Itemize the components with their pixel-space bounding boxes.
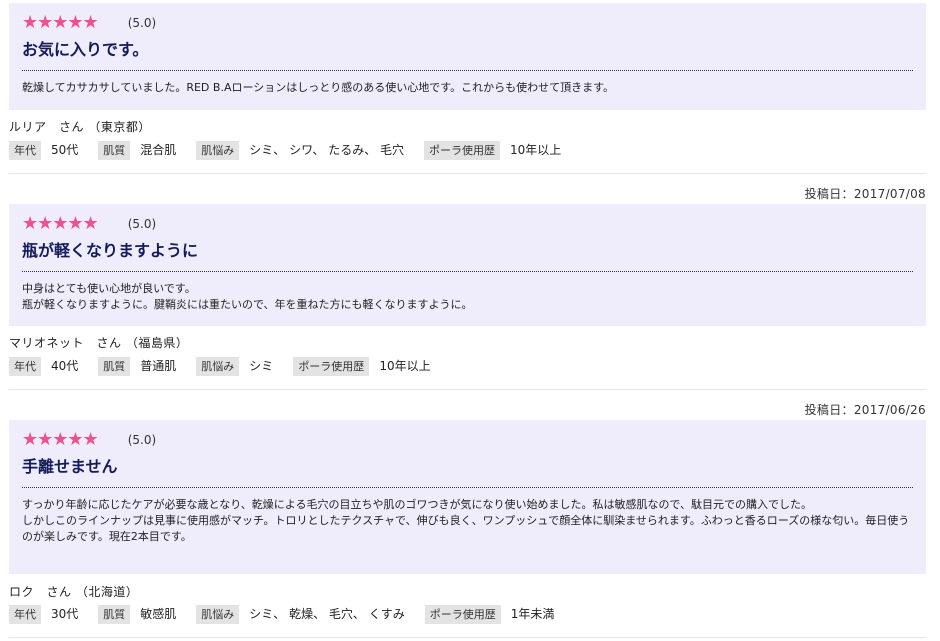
review-box: ★★★★★ (5.0) 瓶が軽くなりますように 中身はとても使い心地が良いです。… <box>9 204 926 326</box>
attr-label-skin-concern: 肌悩み <box>196 605 240 624</box>
reviewer-attributes: 年代 30代 肌質 敏感肌 肌悩み シミ、 乾燥、 毛穴、 くすみ ポーラ使用歴… <box>9 605 574 624</box>
reviewer-attributes: 年代 50代 肌質 混合肌 肌悩み シミ、 シワ、 たるみ、 毛穴 ポーラ使用歴… <box>9 141 581 160</box>
rating-row: ★★★★★ (5.0) <box>22 214 156 234</box>
rating-score: (5.0) <box>127 16 157 30</box>
attr-value-usage-history: 10年以上 <box>379 359 431 373</box>
dotted-divider <box>22 271 913 272</box>
reviewer-name: ロク さん （北海道） <box>9 585 139 599</box>
review-body: 乾燥してカサカサしていました。RED B.Aローションはしっとり感のある使い心地… <box>22 80 912 96</box>
attr-value-skin-type: 敏感肌 <box>140 607 177 621</box>
attr-label-usage-history: ポーラ使用歴 <box>293 357 370 376</box>
star-rating-icon: ★★★★★ <box>22 213 99 234</box>
review-body: 中身はとても使い心地が良いです。 瓶が軽くなりますように。腱鞘炎には重たいので、… <box>22 281 912 313</box>
review-list: ★★★★★ (5.0) お気に入りです。 乾燥してカサカサしていました。RED … <box>0 0 940 641</box>
review-body-line: 中身はとても使い心地が良いです。 <box>22 282 196 295</box>
post-date: 投稿日：2017/06/26 <box>804 403 926 417</box>
review-separator <box>9 389 926 390</box>
review-box: ★★★★★ (5.0) お気に入りです。 乾燥してカサカサしていました。RED … <box>9 3 926 110</box>
reviewer-name: マリオネット さん （福島県） <box>9 336 189 350</box>
attr-value-skin-type: 混合肌 <box>140 143 177 157</box>
attr-value-usage-history: 1年未満 <box>510 607 555 621</box>
reviewer-name: ルリア さん （東京都） <box>9 120 151 134</box>
rating-score: (5.0) <box>127 217 157 231</box>
attr-value-usage-history: 10年以上 <box>510 143 562 157</box>
review-body-line: 瓶が軽くなりますように。腱鞘炎には重たいので、年を重ねた方にも軽くなりますように… <box>22 298 473 311</box>
attr-label-usage-history: ポーラ使用歴 <box>424 605 501 624</box>
review-box: ★★★★★ (5.0) 手離せません すっかり年齢に応じたケアが必要な歳となり、… <box>9 420 926 574</box>
attr-value-skin-concern: シミ <box>249 359 274 373</box>
attr-label-skin-concern: 肌悩み <box>196 357 240 376</box>
review-body-line: 乾燥してカサカサしていました。RED B.Aローションはしっとり感のある使い心地… <box>22 81 615 94</box>
attr-label-usage-history: ポーラ使用歴 <box>424 141 501 160</box>
rating-row: ★★★★★ (5.0) <box>22 13 156 33</box>
review-body-line: すっかり年齢に応じたケアが必要な歳となり、乾燥による毛穴の目立ちや肌のゴワつきが… <box>22 498 813 511</box>
review-title: 瓶が軽くなりますように <box>22 241 199 260</box>
attr-value-age: 30代 <box>51 607 79 621</box>
attr-value-age: 50代 <box>51 143 79 157</box>
star-rating-icon: ★★★★★ <box>22 12 99 33</box>
attr-label-skin-type: 肌質 <box>98 357 131 376</box>
attr-label-age: 年代 <box>9 605 41 624</box>
dotted-divider <box>22 70 913 71</box>
rating-row: ★★★★★ (5.0) <box>22 430 156 450</box>
review-title: お気に入りです。 <box>22 40 149 59</box>
attr-label-age: 年代 <box>9 141 41 160</box>
attr-value-skin-concern: シミ、 乾燥、 毛穴、 くすみ <box>249 607 405 621</box>
attr-value-skin-concern: シミ、 シワ、 たるみ、 毛穴 <box>249 143 405 157</box>
review-separator <box>9 173 926 174</box>
review-body: すっかり年齢に応じたケアが必要な歳となり、乾燥による毛穴の目立ちや肌のゴワつきが… <box>22 497 912 545</box>
rating-score: (5.0) <box>127 433 157 447</box>
attr-label-skin-type: 肌質 <box>98 605 131 624</box>
attr-label-skin-concern: 肌悩み <box>196 141 240 160</box>
attr-value-skin-type: 普通肌 <box>140 359 177 373</box>
attr-label-age: 年代 <box>9 357 41 376</box>
star-rating-icon: ★★★★★ <box>22 429 99 450</box>
dotted-divider <box>22 487 913 488</box>
review-separator <box>9 637 926 638</box>
attr-value-age: 40代 <box>51 359 79 373</box>
review-title: 手離せません <box>22 457 118 476</box>
review-body-line: しかしこのラインナップは見事に使用感がマッチ。トロリとしたテクスチャで、伸びも良… <box>22 514 910 543</box>
attr-label-skin-type: 肌質 <box>98 141 131 160</box>
reviewer-attributes: 年代 40代 肌質 普通肌 肌悩み シミ ポーラ使用歴 10年以上 <box>9 357 451 376</box>
post-date: 投稿日：2017/07/08 <box>804 187 926 201</box>
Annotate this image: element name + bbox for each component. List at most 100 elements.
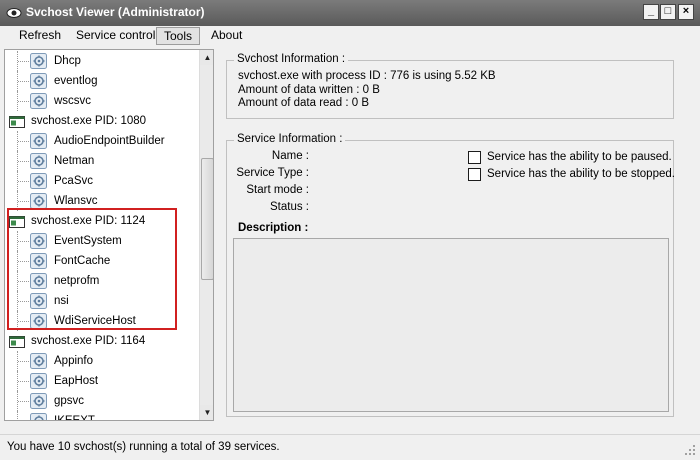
service-info-group: Service Information : Name : Service Typ…	[226, 133, 675, 417]
tree-service-node[interactable]: Appinfo	[5, 351, 199, 371]
tree-service-node[interactable]: Netman	[5, 151, 199, 171]
memory-usage-text: svchost.exe with process ID : 776 is usi…	[238, 70, 496, 82]
tree-connector	[18, 361, 29, 362]
tree-connector	[18, 401, 29, 402]
tree-connector	[17, 411, 18, 420]
description-label: Description :	[238, 222, 309, 234]
tree-host-label: svchost.exe PID: 1164	[31, 335, 146, 347]
svchost-info-group: Svchost Information : svchost.exe with p…	[226, 53, 674, 119]
close-button[interactable]: ×	[678, 4, 694, 20]
tree-connector	[18, 161, 29, 162]
tree-scrollbar[interactable]: ▲ ▼	[199, 50, 213, 420]
tree-service-node[interactable]: EventSystem	[5, 231, 199, 251]
tree-service-node[interactable]: Wlansvc	[5, 191, 199, 211]
service-gear-icon	[30, 293, 47, 309]
tree-items: Dhcp eventlog wscsvc svchost.exe PID: 1080 A…	[5, 50, 199, 420]
resize-grip-icon[interactable]	[684, 444, 696, 456]
tree-connector	[18, 301, 29, 302]
service-gear-icon	[30, 373, 47, 389]
service-info-legend: Service Information :	[234, 133, 346, 145]
start-mode-label: Start mode :	[246, 184, 309, 196]
service-gear-icon	[30, 273, 47, 289]
tree-connector	[18, 61, 29, 62]
menu-tools[interactable]: Tools	[156, 27, 201, 45]
tree-host-node[interactable]: svchost.exe PID: 1124	[5, 211, 199, 231]
tree-service-node[interactable]: nsi	[5, 291, 199, 311]
service-gear-icon	[30, 233, 47, 249]
description-textarea[interactable]	[233, 238, 669, 412]
tree-service-label: EventSystem	[54, 235, 122, 247]
tree-connector	[18, 321, 29, 322]
data-read-text: Amount of data read : 0 B	[238, 97, 370, 109]
menu-bar: Refresh Service control Tools About	[0, 26, 700, 46]
tree-connector	[18, 241, 29, 242]
checkbox-box[interactable]	[468, 168, 481, 181]
status-label: Status :	[270, 201, 309, 213]
service-type-label: Service Type :	[236, 167, 309, 179]
tree-host-node[interactable]: svchost.exe PID: 1080	[5, 111, 199, 131]
service-gear-icon	[30, 173, 47, 189]
scroll-up-arrow-icon[interactable]: ▲	[200, 50, 213, 65]
tree-service-node[interactable]: netprofm	[5, 271, 199, 291]
tree-connector	[18, 381, 29, 382]
service-gear-icon	[30, 73, 47, 89]
checkbox-box[interactable]	[468, 151, 481, 164]
tree-connector	[18, 281, 29, 282]
tree-service-node[interactable]: Dhcp	[5, 51, 199, 71]
service-gear-icon	[30, 413, 47, 420]
data-written-text: Amount of data written : 0 B	[238, 84, 380, 96]
tree-host-node[interactable]: svchost.exe PID: 1164	[5, 331, 199, 351]
tree-service-label: AudioEndpointBuilder	[54, 135, 165, 147]
stop-ability-label: Service has the ability to be stopped.	[487, 168, 675, 180]
tree-service-node[interactable]: EapHost	[5, 371, 199, 391]
tree-service-label: Netman	[54, 155, 95, 167]
service-tree[interactable]: Dhcp eventlog wscsvc svchost.exe PID: 1080 A…	[4, 49, 214, 421]
title-bar: Svchost Viewer (Administrator) _ □ ×	[0, 0, 700, 26]
tree-service-label: wscsvc	[54, 95, 92, 107]
menu-refresh[interactable]: Refresh	[12, 27, 68, 45]
service-gear-icon	[30, 253, 47, 269]
tree-connector	[18, 101, 29, 102]
service-gear-icon	[30, 393, 47, 409]
tree-connector	[18, 81, 29, 82]
menu-about[interactable]: About	[204, 27, 249, 45]
tree-service-node[interactable]: FontCache	[5, 251, 199, 271]
tree-connector	[18, 141, 29, 142]
service-gear-icon	[30, 133, 47, 149]
tree-service-label: WdiServiceHost	[54, 315, 136, 327]
tree-service-node[interactable]: AudioEndpointBuilder	[5, 131, 199, 151]
service-gear-icon	[30, 93, 47, 109]
window-title: Svchost Viewer (Administrator)	[26, 5, 205, 19]
service-gear-icon	[30, 313, 47, 329]
tree-service-label: netprofm	[54, 275, 100, 287]
maximize-button[interactable]: □	[660, 4, 676, 20]
tree-service-label: Dhcp	[54, 55, 81, 67]
tree-host-label: svchost.exe PID: 1124	[31, 215, 146, 227]
status-text: You have 10 svchost(s) running a total o…	[7, 441, 280, 453]
tree-host-label: svchost.exe PID: 1080	[31, 115, 147, 127]
scroll-thumb[interactable]	[201, 158, 213, 280]
menu-service-control[interactable]: Service control	[69, 27, 162, 45]
service-gear-icon	[30, 193, 47, 209]
service-gear-icon	[30, 153, 47, 169]
tree-service-node[interactable]: gpsvc	[5, 391, 199, 411]
minimize-button[interactable]: _	[643, 4, 659, 20]
service-gear-icon	[30, 53, 47, 69]
pause-ability-label: Service has the ability to be paused.	[487, 151, 672, 163]
tree-service-node[interactable]: wscsvc	[5, 91, 199, 111]
tree-service-label: PcaSvc	[54, 175, 93, 187]
tree-service-label: nsi	[54, 295, 69, 307]
tree-connector	[18, 181, 29, 182]
tree-service-label: IKEEXT	[54, 411, 95, 420]
tree-service-node[interactable]: WdiServiceHost	[5, 311, 199, 331]
eye-icon	[6, 8, 22, 18]
status-bar: You have 10 svchost(s) running a total o…	[0, 434, 700, 460]
tree-service-node[interactable]: PcaSvc	[5, 171, 199, 191]
svchost-process-icon	[9, 115, 25, 128]
scroll-down-arrow-icon[interactable]: ▼	[200, 405, 213, 420]
tree-service-node[interactable]: eventlog	[5, 71, 199, 91]
tree-service-node[interactable]: IKEEXT	[5, 411, 199, 420]
tree-service-label: FontCache	[54, 255, 111, 267]
service-name-label: Name :	[271, 150, 309, 162]
tree-connector	[18, 201, 29, 202]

####################

- **TASK TO CARRY OUT**: Tally the lines in the data above that contain the string "ポーラ使用歴", matching case exactly. Reply with the number alone.

- **COMPLETE ANSWER**: 6